Start PROVIDED DATA

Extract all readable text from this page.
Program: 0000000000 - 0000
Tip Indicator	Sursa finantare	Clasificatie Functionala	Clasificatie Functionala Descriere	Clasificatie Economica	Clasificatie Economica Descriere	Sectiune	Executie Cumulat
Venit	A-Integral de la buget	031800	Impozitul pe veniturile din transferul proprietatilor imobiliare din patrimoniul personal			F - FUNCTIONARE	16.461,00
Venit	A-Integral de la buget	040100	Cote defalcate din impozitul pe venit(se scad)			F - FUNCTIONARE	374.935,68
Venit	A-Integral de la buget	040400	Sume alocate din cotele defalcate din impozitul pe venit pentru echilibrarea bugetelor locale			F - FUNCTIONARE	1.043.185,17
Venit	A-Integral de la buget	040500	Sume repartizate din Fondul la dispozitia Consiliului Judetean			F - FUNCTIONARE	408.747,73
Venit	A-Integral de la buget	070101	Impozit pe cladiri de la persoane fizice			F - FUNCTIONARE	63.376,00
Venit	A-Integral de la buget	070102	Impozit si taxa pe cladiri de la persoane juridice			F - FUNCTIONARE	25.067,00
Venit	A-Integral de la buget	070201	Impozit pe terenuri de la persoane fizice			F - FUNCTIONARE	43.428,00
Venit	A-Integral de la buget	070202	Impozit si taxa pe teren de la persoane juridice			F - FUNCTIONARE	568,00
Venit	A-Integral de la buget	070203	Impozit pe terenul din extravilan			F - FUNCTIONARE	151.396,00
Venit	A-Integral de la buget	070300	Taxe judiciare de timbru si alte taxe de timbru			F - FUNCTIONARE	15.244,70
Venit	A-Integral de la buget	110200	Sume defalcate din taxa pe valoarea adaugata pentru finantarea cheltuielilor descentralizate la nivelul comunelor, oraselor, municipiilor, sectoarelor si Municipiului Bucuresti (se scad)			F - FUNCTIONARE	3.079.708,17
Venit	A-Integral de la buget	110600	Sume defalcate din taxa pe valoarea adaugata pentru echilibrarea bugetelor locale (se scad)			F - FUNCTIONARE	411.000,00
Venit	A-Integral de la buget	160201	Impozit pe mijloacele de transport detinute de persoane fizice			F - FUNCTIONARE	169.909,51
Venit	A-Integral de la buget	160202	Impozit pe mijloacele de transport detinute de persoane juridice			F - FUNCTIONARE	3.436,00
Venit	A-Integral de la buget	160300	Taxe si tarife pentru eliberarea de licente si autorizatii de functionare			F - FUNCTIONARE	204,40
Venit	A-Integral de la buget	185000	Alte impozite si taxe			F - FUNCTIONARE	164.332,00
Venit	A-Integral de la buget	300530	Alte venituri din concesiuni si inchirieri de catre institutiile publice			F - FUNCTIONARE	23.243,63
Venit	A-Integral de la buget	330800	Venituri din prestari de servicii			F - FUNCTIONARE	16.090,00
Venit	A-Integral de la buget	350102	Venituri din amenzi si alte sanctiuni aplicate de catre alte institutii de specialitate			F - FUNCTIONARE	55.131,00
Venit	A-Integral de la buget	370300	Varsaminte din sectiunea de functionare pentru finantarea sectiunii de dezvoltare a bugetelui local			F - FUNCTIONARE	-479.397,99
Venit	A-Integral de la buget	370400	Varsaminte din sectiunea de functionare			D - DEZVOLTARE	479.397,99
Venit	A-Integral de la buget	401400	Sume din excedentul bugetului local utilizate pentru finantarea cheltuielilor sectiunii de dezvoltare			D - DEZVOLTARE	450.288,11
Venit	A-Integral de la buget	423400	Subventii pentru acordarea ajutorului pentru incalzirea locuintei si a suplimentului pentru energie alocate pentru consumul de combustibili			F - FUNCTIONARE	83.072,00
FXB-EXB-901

End PROVIDED DATA

**TASK DETAILS**
Output the entries exactly.

**TASK OUTPUT**
Extract all readable text from this page.
Program: 0000000000 - 0000
Tip Indicator	Sursa finantare	Clasificatie Functionala	Clasificatie Functionala Descriere	Clasificatie Economica	Clasificatie Economica Descriere	Sectiune	Executie Cumulat
Venit	A-Integral de la buget	031800	Impozitul pe veniturile din transferul proprietatilor imobiliare din patrimoniul personal			F - FUNCTIONARE	16.461,00
Venit	A-Integral de la buget	040100	Cote defalcate din impozitul pe venit(se scad)			F - FUNCTIONARE	374.935,68
Venit	A-Integral de la buget	040400	Sume alocate din cotele defalcate din impozitul pe venit pentru echilibrarea bugetelor locale			F - FUNCTIONARE	1.043.185,17
Venit	A-Integral de la buget	040500	Sume repartizate din Fondul la dispozitia Consiliului Judetean			F - FUNCTIONARE	408.747,73
Venit	A-Integral de la buget	070101	Impozit pe cladiri de la persoane fizice			F - FUNCTIONARE	63.376,00
Venit	A-Integral de la buget	070102	Impozit si taxa pe cladiri de la persoane juridice			F - FUNCTIONARE	25.067,00
Venit	A-Integral de la buget	070201	Impozit pe terenuri de la persoane fizice			F - FUNCTIONARE	43.428,00
Venit	A-Integral de la buget	070202	Impozit si taxa pe teren de la persoane juridice			F - FUNCTIONARE	568,00
Venit	A-Integral de la buget	070203	Impozit pe terenul din extravilan			F - FUNCTIONARE	151.396,00
Venit	A-Integral de la buget	070300	Taxe judiciare de timbru si alte taxe de timbru			F - FUNCTIONARE	15.244,70
Venit	A-Integral de la buget	110200	Sume defalcate din taxa pe valoarea adaugata pentru finantarea cheltuielilor descentralizate la nivelul comunelor, oraselor, municipiilor, sectoarelor si Municipiului Bucuresti (se scad)			F - FUNCTIONARE	3.079.708,17
Venit	A-Integral de la buget	110600	Sume defalcate din taxa pe valoarea adaugata pentru echilibrarea bugetelor locale (se scad)			F - FUNCTIONARE	411.000,00
Venit	A-Integral de la buget	160201	Impozit pe mijloacele de transport detinute de persoane fizice			F - FUNCTIONARE	169.909,51
Venit	A-Integral de la buget	160202	Impozit pe mijloacele de transport detinute de persoane juridice			F - FUNCTIONARE	3.436,00
Venit	A-Integral de la buget	160300	Taxe si tarife pentru eliberarea de licente si autorizatii de functionare			F - FUNCTIONARE	204,40
Venit	A-Integral de la buget	185000	Alte impozite si taxe			F - FUNCTIONARE	164.332,00
Venit	A-Integral de la buget	300530	Alte venituri din concesiuni si inchirieri de catre institutiile publice			F - FUNCTIONARE	23.243,63
Venit	A-Integral de la buget	330800	Venituri din prestari de servicii			F - FUNCTIONARE	16.090,00
Venit	A-Integral de la buget	350102	Venituri din amenzi si alte sanctiuni aplicate de catre alte institutii de specialitate			F - FUNCTIONARE	55.131,00
Venit	A-Integral de la buget	370300	Varsaminte din sectiunea de functionare pentru finantarea sectiunii de dezvoltare a bugetelui local			F - FUNCTIONARE	-479.397,99
Venit	A-Integral de la buget	370400	Varsaminte din sectiunea de functionare			D - DEZVOLTARE	479.397,99
Venit	A-Integral de la buget	401400	Sume din excedentul bugetului local utilizate pentru finantarea cheltuielilor sectiunii de dezvoltare			D - DEZVOLTARE	450.288,11
Venit	A-Integral de la buget	423400	Subventii pentru acordarea ajutorului pentru incalzirea locuintei si a suplimentului pentru energie alocate pentru consumul de combustibili			F - FUNCTIONARE	83.072,00
FXB-EXB-901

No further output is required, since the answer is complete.